===== DATA FOR THIS EXERCISE

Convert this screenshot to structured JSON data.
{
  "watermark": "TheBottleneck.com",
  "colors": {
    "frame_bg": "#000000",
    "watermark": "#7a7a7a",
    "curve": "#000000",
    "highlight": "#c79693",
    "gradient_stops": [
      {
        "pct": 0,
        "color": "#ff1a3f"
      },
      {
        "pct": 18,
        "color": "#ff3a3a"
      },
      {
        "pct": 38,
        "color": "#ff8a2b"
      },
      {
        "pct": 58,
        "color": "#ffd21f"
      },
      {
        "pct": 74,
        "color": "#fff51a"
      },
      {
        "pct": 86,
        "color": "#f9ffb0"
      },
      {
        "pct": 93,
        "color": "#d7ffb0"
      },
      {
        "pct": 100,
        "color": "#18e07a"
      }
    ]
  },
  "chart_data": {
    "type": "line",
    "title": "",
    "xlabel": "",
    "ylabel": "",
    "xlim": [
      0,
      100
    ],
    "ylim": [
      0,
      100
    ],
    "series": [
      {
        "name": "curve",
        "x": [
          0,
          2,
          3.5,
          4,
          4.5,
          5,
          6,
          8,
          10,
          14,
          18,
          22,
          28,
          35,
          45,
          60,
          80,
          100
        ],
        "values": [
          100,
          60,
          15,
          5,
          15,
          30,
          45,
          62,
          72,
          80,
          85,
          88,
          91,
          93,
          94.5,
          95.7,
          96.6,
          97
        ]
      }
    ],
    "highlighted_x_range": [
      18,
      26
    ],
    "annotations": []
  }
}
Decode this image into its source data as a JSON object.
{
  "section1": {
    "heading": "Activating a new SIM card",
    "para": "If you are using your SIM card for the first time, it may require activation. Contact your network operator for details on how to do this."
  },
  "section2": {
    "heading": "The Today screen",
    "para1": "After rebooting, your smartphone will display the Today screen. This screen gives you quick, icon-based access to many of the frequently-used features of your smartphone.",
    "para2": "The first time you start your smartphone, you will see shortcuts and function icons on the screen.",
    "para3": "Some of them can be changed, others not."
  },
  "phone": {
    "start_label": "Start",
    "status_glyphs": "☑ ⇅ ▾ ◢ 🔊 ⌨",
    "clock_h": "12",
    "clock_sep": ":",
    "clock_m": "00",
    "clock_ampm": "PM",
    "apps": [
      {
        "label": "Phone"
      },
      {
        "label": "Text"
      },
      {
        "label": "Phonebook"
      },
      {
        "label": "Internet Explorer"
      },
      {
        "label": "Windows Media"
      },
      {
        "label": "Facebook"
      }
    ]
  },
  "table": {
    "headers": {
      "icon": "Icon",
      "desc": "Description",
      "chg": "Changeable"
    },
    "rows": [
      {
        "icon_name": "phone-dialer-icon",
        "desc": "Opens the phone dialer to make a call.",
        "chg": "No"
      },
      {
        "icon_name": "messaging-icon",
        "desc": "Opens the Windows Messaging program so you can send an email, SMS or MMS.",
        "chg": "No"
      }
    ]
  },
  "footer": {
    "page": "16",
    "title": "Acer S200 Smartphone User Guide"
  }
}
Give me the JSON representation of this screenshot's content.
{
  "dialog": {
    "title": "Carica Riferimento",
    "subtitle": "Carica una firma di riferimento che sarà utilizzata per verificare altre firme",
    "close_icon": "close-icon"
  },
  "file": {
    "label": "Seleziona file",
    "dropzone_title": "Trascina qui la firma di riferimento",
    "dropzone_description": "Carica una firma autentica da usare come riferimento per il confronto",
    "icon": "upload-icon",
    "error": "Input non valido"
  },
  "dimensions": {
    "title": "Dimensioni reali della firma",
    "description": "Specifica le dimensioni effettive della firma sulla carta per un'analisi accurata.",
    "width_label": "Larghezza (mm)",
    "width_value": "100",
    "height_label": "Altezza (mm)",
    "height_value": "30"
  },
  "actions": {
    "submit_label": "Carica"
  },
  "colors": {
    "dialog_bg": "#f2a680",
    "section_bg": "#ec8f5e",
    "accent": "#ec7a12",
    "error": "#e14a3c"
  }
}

==========

Give the records above again, word for word.

Convert this screenshot to structured JSON data.
{
  "watermark": "TheBottleneck.com",
  "colors": {
    "frame_bg": "#000000",
    "watermark": "#7a7a7a",
    "curve": "#000000",
    "highlight": "#c79693",
    "gradient_stops": [
      {
        "pct": 0,
        "color": "#ff1a3f"
      },
      {
        "pct": 18,
        "color": "#ff3a3a"
      },
      {
        "pct": 38,
        "color": "#ff8a2b"
      },
      {
        "pct": 58,
        "color": "#ffd21f"
      },
      {
        "pct": 74,
        "color": "#fff51a"
      },
      {
        "pct": 86,
        "color": "#f9ffb0"
      },
      {
        "pct": 93,
        "color": "#d7ffb0"
      },
      {
        "pct": 100,
        "color": "#18e07a"
      }
    ]
  },
  "chart_data": {
    "type": "line",
    "title": "",
    "xlabel": "",
    "ylabel": "",
    "xlim": [
      0,
      100
    ],
    "ylim": [
      0,
      100
    ],
    "series": [
      {
        "name": "curve",
        "x": [
          0,
          2,
          3.5,
          4,
          4.5,
          5,
          6,
          8,
          10,
          14,
          18,
          22,
          28,
          35,
          45,
          60,
          80,
          100
        ],
        "values": [
          100,
          60,
          15,
          5,
          15,
          30,
          45,
          62,
          72,
          80,
          85,
          88,
          91,
          93,
          94.5,
          95.7,
          96.6,
          97
        ]
      }
    ],
    "highlighted_x_range": [
      18,
      26
    ],
    "annotations": []
  }
}
Decode this image into its source data as a JSON object.
{
  "section1": {
    "heading": "Activating a new SIM card",
    "para": "If you are using your SIM card for the first time, it may require activation. Contact your network operator for details on how to do this."
  },
  "section2": {
    "heading": "The Today screen",
    "para1": "After rebooting, your smartphone will display the Today screen. This screen gives you quick, icon-based access to many of the frequently-used features of your smartphone.",
    "para2": "The first time you start your smartphone, you will see shortcuts and function icons on the screen.",
    "para3": "Some of them can be changed, others not."
  },
  "phone": {
    "start_label": "Start",
    "status_glyphs": "☑ ⇅ ▾ ◢ 🔊 ⌨",
    "clock_h": "12",
    "clock_sep": ":",
    "clock_m": "00",
    "clock_ampm": "PM",
    "apps": [
      {
        "label": "Phone"
      },
      {
        "label": "Text"
      },
      {
        "label": "Phonebook"
      },
      {
        "label": "Internet Explorer"
      },
      {
        "label": "Windows Media"
      },
      {
        "label": "Facebook"
      }
    ]
  },
  "table": {
    "headers": {
      "icon": "Icon",
      "desc": "Description",
      "chg": "Changeable"
    },
    "rows": [
      {
        "icon_name": "phone-dialer-icon",
        "desc": "Opens the phone dialer to make a call.",
        "chg": "No"
      },
      {
        "icon_name": "messaging-icon",
        "desc": "Opens the Windows Messaging program so you can send an email, SMS or MMS.",
        "chg": "No"
      }
    ]
  },
  "footer": {
    "page": "16",
    "title": "Acer S200 Smartphone User Guide"
  }
}
Give me the JSON representation of this screenshot's content.
{
  "dialog": {
    "title": "Carica Riferimento",
    "subtitle": "Carica una firma di riferimento che sarà utilizzata per verificare altre firme",
    "close_icon": "close-icon"
  },
  "file": {
    "label": "Seleziona file",
    "dropzone_title": "Trascina qui la firma di riferimento",
    "dropzone_description": "Carica una firma autentica da usare come riferimento per il confronto",
    "icon": "upload-icon",
    "error": "Input non valido"
  },
  "dimensions": {
    "title": "Dimensioni reali della firma",
    "description": "Specifica le dimensioni effettive della firma sulla carta per un'analisi accurata.",
    "width_label": "Larghezza (mm)",
    "width_value": "100",
    "height_label": "Altezza (mm)",
    "height_value": "30"
  },
  "actions": {
    "submit_label": "Carica"
  },
  "colors": {
    "dialog_bg": "#f2a680",
    "section_bg": "#ec8f5e",
    "accent": "#ec7a12",
    "error": "#e14a3c"
  }
}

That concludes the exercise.